### SET PROBLEM
Copy out the material below line for line, leaving out the pictures.

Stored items
----

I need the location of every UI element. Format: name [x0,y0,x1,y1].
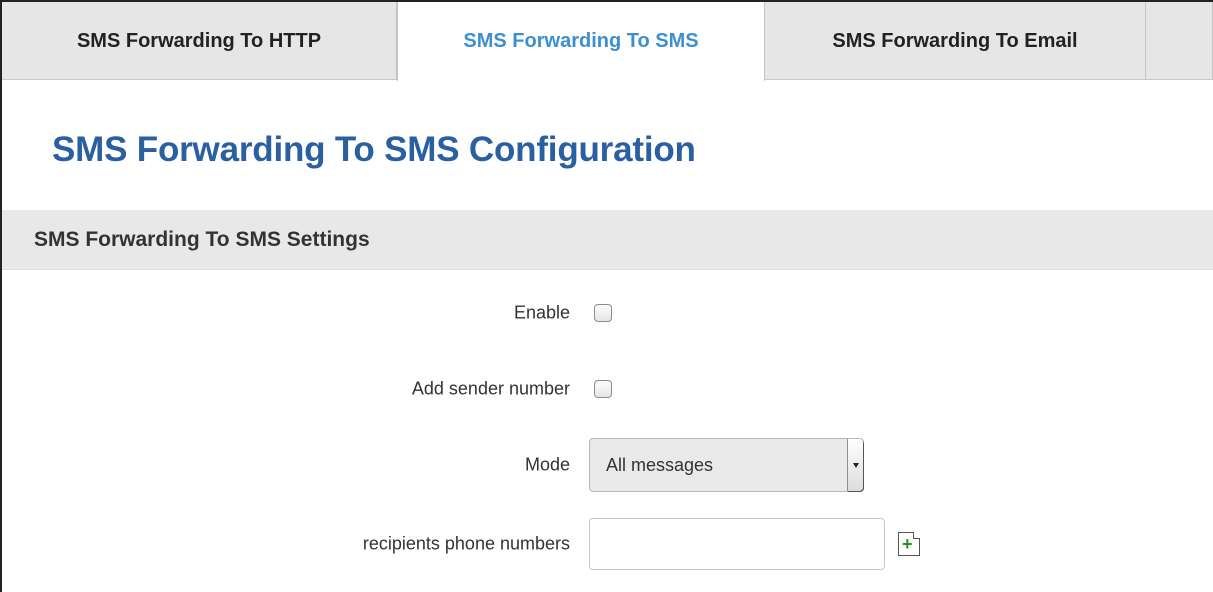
mode-label: Mode [524,454,570,475]
add-sender-checkbox[interactable] [594,380,612,398]
mode-row: Mode All messages [2,438,1213,492]
recipients-input[interactable] [589,518,885,570]
mode-select-value: All messages [606,454,714,475]
tab-sms-forwarding-email[interactable]: SMS Forwarding To Email [765,2,1146,80]
section-header: SMS Forwarding To SMS Settings [2,210,1213,270]
app-frame: SMS Forwarding To HTTP SMS Forwarding To… [0,0,1213,592]
enable-checkbox[interactable] [594,304,612,322]
tab-bar: SMS Forwarding To HTTP SMS Forwarding To… [2,2,1213,81]
tab-sms-forwarding-http[interactable]: SMS Forwarding To HTTP [2,2,397,80]
recipients-row: recipients phone numbers + [2,518,1213,570]
add-file-icon[interactable]: + [898,532,920,556]
tab-bar-filler [1146,2,1213,80]
enable-label: Enable [513,302,570,323]
add-sender-row: Add sender number [2,364,1213,414]
add-sender-label: Add sender number [411,378,570,399]
plus-icon: + [902,534,913,554]
tab-sms-forwarding-sms[interactable]: SMS Forwarding To SMS [397,2,765,81]
chevron-down-icon[interactable] [847,439,863,491]
mode-select[interactable]: All messages [589,438,864,492]
recipients-label: recipients phone numbers [362,533,570,554]
page-title: SMS Forwarding To SMS Configuration [52,130,696,169]
enable-row: Enable [2,288,1213,338]
section-title: SMS Forwarding To SMS Settings [34,227,370,251]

----

### EXPECTED OUTPUT
I need the location of every UI element. Format: name [x0,y0,x1,y1].
mode-label: Mode [524,454,570,475]
add-sender-checkbox[interactable] [594,380,612,398]
mode-row: Mode All messages [2,438,1213,492]
recipients-input[interactable] [589,518,885,570]
mode-select-value: All messages [606,454,714,475]
tab-sms-forwarding-email[interactable]: SMS Forwarding To Email [765,2,1146,80]
section-header: SMS Forwarding To SMS Settings [2,210,1213,270]
app-frame: SMS Forwarding To HTTP SMS Forwarding To… [0,0,1213,592]
enable-checkbox[interactable] [594,304,612,322]
tab-bar: SMS Forwarding To HTTP SMS Forwarding To… [2,2,1213,81]
tab-sms-forwarding-http[interactable]: SMS Forwarding To HTTP [2,2,397,80]
recipients-row: recipients phone numbers + [2,518,1213,570]
add-file-icon[interactable]: + [898,532,920,556]
tab-bar-filler [1146,2,1213,80]
enable-label: Enable [513,302,570,323]
add-sender-row: Add sender number [2,364,1213,414]
add-sender-label: Add sender number [411,378,570,399]
plus-icon: + [902,534,913,554]
tab-sms-forwarding-sms[interactable]: SMS Forwarding To SMS [397,2,765,81]
chevron-down-icon[interactable] [847,439,863,491]
mode-select[interactable]: All messages [589,438,864,492]
recipients-label: recipients phone numbers [362,533,570,554]
page-title: SMS Forwarding To SMS Configuration [52,130,696,169]
enable-row: Enable [2,288,1213,338]
section-title: SMS Forwarding To SMS Settings [34,227,370,251]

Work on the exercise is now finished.